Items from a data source
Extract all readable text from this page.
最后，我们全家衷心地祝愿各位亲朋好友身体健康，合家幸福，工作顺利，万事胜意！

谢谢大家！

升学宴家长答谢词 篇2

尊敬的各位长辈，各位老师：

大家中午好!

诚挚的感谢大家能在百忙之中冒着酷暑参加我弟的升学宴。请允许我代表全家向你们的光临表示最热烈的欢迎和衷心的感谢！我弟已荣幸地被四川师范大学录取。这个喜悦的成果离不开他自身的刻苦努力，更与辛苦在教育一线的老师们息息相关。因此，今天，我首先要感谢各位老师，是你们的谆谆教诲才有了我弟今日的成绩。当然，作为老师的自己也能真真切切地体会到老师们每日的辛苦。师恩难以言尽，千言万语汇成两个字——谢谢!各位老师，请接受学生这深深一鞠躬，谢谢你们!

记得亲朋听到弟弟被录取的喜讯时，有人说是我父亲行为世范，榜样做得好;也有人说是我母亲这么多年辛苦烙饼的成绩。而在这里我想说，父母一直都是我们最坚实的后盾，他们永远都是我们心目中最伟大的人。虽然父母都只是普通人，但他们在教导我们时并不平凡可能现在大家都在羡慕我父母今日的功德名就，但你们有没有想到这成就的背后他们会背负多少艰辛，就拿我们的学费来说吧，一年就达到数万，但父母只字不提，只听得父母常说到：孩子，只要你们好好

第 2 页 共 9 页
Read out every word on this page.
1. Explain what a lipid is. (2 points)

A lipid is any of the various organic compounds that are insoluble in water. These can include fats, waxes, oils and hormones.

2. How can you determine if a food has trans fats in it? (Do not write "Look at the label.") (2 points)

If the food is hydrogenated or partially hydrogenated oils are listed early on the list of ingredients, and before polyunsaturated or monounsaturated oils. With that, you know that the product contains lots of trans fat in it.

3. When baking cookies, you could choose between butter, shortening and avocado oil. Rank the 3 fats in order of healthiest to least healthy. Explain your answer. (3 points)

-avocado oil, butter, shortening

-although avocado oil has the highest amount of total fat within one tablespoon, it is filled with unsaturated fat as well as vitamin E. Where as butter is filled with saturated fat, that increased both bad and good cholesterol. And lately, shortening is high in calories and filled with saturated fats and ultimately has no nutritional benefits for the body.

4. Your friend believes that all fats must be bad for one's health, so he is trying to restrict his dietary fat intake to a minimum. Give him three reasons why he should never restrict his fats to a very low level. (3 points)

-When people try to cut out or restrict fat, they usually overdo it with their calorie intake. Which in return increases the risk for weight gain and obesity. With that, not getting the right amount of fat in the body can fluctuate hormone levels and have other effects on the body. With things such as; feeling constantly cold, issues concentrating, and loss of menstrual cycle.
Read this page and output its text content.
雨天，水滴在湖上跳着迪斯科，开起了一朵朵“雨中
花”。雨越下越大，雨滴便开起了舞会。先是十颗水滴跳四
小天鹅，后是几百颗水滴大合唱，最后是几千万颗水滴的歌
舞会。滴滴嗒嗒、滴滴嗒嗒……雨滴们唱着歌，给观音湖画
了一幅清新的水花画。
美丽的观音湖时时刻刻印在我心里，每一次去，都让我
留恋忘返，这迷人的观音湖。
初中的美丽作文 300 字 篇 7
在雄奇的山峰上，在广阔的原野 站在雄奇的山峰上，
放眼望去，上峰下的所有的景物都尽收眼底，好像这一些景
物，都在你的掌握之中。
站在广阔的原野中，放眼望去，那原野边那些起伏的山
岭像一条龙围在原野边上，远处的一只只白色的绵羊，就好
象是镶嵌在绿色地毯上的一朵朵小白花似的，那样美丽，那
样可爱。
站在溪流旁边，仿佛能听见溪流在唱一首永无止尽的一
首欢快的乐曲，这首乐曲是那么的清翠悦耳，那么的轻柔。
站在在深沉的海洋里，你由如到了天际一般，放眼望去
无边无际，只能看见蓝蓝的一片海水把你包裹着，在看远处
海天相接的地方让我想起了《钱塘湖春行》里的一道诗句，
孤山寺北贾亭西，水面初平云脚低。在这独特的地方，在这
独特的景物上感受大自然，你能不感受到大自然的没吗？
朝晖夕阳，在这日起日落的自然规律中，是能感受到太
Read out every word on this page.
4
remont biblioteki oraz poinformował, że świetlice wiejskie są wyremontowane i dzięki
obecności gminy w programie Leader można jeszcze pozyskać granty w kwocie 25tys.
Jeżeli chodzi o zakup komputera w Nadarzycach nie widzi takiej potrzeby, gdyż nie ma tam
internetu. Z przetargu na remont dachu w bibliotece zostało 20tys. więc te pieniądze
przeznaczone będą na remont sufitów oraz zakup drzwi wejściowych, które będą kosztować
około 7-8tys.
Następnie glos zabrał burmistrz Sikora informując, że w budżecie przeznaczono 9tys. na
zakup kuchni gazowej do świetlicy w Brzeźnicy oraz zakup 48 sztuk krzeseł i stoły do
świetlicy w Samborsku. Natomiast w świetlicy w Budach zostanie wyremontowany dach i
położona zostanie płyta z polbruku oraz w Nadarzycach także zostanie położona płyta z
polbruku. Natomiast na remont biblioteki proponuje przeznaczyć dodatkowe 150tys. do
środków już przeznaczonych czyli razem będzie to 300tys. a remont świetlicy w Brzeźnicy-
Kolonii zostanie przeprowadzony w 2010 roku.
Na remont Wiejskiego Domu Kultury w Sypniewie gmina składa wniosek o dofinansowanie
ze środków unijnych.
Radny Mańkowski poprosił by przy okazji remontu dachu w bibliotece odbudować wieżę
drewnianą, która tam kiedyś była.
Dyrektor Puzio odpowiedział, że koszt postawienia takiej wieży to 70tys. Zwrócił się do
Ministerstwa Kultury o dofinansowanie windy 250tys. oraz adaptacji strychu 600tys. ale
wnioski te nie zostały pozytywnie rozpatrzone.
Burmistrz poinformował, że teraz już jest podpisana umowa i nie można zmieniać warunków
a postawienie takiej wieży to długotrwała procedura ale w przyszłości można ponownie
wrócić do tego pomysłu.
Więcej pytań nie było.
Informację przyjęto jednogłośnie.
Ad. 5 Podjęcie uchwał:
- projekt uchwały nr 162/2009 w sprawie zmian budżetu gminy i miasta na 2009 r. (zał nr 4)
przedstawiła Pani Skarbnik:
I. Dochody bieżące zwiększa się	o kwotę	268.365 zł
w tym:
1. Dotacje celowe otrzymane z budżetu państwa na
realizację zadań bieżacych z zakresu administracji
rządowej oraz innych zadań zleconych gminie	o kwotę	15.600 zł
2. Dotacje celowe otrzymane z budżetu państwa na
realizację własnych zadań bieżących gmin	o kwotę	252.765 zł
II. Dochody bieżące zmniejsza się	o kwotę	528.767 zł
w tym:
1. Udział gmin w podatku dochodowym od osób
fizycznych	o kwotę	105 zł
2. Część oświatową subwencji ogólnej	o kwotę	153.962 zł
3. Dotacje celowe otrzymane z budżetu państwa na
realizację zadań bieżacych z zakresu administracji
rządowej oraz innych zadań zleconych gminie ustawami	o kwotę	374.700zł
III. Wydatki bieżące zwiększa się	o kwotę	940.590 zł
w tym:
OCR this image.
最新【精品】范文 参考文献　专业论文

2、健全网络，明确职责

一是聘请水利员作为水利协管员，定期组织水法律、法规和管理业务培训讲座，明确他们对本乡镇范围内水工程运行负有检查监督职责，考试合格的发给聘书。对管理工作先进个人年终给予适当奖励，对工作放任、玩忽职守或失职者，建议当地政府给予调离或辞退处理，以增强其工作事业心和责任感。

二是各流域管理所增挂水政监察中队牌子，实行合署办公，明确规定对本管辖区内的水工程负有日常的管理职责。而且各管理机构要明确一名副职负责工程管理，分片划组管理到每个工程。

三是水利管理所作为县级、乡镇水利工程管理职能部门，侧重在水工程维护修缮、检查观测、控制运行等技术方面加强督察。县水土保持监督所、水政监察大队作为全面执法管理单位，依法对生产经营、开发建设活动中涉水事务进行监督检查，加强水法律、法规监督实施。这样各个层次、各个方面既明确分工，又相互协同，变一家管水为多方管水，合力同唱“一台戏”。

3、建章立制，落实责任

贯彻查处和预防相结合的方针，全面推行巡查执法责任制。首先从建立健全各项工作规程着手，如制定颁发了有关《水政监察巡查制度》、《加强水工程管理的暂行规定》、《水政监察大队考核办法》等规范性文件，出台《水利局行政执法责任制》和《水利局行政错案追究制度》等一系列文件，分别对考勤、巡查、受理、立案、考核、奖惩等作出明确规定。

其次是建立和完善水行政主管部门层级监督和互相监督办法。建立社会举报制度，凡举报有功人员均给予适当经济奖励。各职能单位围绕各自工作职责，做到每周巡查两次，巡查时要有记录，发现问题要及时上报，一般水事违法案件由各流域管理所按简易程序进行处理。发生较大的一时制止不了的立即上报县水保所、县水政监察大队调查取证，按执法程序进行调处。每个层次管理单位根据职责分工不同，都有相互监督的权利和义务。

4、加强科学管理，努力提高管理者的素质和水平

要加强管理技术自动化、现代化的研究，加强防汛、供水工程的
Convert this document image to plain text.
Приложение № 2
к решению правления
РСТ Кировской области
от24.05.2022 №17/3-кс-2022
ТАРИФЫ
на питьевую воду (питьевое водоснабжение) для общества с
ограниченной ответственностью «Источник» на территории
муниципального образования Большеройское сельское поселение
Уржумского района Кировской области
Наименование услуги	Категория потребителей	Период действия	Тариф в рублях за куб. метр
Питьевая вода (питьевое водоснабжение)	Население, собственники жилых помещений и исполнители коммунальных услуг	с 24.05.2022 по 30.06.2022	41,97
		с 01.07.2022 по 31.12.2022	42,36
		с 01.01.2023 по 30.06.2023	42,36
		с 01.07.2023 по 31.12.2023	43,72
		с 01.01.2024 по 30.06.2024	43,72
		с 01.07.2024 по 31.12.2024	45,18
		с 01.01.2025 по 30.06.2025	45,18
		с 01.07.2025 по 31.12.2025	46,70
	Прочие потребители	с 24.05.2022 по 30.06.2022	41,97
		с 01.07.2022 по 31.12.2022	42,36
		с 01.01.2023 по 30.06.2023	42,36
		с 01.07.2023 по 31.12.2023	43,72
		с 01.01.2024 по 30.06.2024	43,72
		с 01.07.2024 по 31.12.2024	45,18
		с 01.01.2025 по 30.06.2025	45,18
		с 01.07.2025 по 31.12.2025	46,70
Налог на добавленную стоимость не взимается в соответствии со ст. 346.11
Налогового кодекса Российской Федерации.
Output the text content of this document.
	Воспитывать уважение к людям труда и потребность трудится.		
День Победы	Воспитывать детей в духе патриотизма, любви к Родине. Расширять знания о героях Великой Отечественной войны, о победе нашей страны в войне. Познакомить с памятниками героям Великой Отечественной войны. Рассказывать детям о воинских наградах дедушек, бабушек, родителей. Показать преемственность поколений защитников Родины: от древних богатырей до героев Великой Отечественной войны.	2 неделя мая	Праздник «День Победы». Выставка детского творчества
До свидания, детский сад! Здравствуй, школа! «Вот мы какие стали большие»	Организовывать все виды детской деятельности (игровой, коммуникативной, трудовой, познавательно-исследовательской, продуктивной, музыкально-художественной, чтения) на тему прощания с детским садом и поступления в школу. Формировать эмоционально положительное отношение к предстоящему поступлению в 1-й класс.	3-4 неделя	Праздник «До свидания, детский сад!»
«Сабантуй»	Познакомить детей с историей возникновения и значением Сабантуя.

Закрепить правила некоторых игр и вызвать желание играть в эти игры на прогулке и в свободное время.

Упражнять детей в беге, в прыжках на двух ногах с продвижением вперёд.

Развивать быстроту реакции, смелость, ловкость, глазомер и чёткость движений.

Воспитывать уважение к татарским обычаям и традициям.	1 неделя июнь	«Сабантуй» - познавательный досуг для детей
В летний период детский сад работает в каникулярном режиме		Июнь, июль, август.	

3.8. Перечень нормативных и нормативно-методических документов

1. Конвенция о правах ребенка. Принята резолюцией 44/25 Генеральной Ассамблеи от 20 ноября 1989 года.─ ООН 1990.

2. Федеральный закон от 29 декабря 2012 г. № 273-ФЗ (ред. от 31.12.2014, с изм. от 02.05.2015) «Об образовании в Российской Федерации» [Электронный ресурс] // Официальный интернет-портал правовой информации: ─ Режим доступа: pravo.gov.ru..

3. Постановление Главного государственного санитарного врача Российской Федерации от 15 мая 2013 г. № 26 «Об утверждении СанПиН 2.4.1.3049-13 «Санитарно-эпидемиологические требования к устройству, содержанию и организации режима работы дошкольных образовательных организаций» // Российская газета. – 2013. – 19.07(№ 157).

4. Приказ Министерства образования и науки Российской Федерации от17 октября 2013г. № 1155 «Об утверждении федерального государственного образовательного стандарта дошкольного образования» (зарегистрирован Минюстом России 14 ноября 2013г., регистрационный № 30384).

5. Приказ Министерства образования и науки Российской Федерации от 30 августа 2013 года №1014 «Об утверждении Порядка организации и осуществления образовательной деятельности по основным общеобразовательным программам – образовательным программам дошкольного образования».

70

§ TO BE DONE
Go through the material line by line. Show each line that contains the string "food".

§ REPLY
2. How can you determine if a food has trans fats in it? (Do not write "Look at the label.") (2 points)
If the food is hydrogenated or partially hydrogenated oils are listed early on the list of ingredients, and before polyunsaturated or monounsaturated oils. With that, you know that the product contains lots of trans fat in it.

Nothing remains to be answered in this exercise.